Tasks and exercises:
(1) Retype the stretch of the passage on burying carbon dioxide from "Anyone who thinks" through "be a round-trip.", keeping every word and punctuation mark unchanged.
(2) Extend the passage on burying carbon dioxide past its final sentence, carrying on in the same voice.

Excerpt to read:
Anyone who thinks it would be cheap and easy to bury the carbon dioxide pollution arising from coal-fired power plants would benefit from reading a passage from Daniel Yergin’s The Quest: Energy, Security, and the Remaking of the Modern World about the scale of that undertaking:
And the scale here would be very, very large. It would really be like creating a parallel universe, a new energy industry, but one that works in reverse. Instead of extracting resources from the ground, transporting, and transforming them, and then burning them, the “Big Carbon” industry would nab the spent resource of CO2 before it gets into the atmosphere, and transform and transport it, and eventually put it back into the ground. This would truly be a round-trip.

Dataset:
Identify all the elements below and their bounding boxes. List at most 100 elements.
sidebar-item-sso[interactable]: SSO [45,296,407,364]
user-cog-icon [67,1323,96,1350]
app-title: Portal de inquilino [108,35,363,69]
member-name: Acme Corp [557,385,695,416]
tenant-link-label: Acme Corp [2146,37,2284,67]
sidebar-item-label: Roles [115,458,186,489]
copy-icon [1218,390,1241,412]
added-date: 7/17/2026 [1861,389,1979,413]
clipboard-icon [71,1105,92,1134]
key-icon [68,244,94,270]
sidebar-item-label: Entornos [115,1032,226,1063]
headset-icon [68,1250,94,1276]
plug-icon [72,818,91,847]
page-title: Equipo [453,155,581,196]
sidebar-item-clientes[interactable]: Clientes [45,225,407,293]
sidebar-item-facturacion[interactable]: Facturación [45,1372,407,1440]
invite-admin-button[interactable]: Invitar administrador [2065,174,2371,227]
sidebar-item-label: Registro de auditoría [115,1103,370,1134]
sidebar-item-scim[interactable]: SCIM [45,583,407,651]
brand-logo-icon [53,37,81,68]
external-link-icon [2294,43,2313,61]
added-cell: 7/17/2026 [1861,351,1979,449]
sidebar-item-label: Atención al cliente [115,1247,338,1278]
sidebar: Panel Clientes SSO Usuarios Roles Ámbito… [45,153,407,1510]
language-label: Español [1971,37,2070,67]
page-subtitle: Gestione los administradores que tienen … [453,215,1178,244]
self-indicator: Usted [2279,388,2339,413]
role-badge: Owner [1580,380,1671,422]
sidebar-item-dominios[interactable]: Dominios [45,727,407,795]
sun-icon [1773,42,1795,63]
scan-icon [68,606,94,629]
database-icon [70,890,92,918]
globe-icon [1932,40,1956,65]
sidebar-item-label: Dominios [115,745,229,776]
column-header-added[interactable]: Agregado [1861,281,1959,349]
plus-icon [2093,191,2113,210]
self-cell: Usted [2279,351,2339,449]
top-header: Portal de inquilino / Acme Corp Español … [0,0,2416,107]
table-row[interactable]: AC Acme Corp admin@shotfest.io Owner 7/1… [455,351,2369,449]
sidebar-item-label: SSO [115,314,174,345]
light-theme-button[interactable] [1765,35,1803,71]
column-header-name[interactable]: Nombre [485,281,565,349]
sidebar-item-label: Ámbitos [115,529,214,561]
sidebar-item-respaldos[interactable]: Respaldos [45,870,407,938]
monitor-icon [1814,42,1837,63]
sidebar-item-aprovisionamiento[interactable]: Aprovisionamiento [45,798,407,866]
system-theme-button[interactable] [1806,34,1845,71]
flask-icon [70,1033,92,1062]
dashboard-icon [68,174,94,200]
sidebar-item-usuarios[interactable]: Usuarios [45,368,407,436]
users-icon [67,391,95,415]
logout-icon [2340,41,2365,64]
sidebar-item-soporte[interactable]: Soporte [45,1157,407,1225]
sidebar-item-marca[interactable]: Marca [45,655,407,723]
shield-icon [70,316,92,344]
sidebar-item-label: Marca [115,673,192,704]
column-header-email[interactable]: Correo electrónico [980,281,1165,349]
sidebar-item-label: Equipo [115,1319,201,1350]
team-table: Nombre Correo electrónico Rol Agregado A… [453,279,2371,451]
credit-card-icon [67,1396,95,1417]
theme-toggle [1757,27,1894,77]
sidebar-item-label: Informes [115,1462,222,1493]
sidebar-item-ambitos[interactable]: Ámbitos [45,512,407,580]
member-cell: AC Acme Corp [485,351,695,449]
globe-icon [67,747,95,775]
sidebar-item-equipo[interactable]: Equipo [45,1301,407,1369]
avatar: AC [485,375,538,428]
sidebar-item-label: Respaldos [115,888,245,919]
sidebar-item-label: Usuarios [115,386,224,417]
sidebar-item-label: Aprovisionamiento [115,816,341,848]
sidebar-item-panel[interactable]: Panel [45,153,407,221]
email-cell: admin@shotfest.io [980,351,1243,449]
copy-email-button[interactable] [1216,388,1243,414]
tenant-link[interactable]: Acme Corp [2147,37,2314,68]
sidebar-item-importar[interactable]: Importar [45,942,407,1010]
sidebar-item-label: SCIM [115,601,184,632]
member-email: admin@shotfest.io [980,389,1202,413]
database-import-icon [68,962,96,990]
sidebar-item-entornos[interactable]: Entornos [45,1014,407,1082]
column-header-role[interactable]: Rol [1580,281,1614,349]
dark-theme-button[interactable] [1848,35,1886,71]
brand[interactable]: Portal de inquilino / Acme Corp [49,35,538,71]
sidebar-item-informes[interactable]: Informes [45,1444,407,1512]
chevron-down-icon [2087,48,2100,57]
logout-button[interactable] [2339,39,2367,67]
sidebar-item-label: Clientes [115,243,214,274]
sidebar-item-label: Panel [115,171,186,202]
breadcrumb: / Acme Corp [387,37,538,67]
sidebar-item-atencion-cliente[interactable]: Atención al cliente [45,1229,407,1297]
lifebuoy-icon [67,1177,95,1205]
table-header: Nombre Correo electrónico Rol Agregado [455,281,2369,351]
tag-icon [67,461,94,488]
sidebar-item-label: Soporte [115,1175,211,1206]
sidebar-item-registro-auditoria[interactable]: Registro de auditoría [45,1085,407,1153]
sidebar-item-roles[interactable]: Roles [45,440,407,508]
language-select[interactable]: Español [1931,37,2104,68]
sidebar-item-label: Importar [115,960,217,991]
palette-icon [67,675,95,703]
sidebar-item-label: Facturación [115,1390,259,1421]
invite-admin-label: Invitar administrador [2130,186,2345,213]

List of answers:
(1)
Anyone who thinks it would be cheap and easy to bury the carbon dioxide pollution arising from coal-fired power plants would benefit from reading a passage from Daniel Yergin’s The Quest: Energy, Security, and the Remaking of the Modern World about the scale of that undertaking:
And the scale here would be very, very large. It would really be like creating a parallel universe, a new energy industry, but one that works in reverse. Instead of extracting resources from the ground, transporting, and transforming them, and then burning them, the “Big Carbon” industry would nab the spent resource of CO2 before it gets into the atmosphere, and transform and transport it, and eventually put it back into the ground. This would truly be a round-trip.

(2)
Indeed, this new CCS industry would be similar in scale to that of existing energy industries. If just 60 percent of the CO2 produced by today’s coal-fired power plants in the United States were captured and compressed into a liquid, transported, and injected into the storage site, the daily volume of liquids so handled would be about equal to the 19 million barrels of oil that the United States consumes every day. It is sobering to realize that 150 years and trillions of dollars were required to build that existing system for oil. (p. 402, hardcover)
Personally, I wonder whether it is really worth going through such a song and dance in order to keep coal viable as a source of energy. After all, it would still be producing large volumes of toxic air and water pollution, it would still require the destruction of mountains to dig up the raw matter to burn, and it would still ultimately be an exhaustible resource.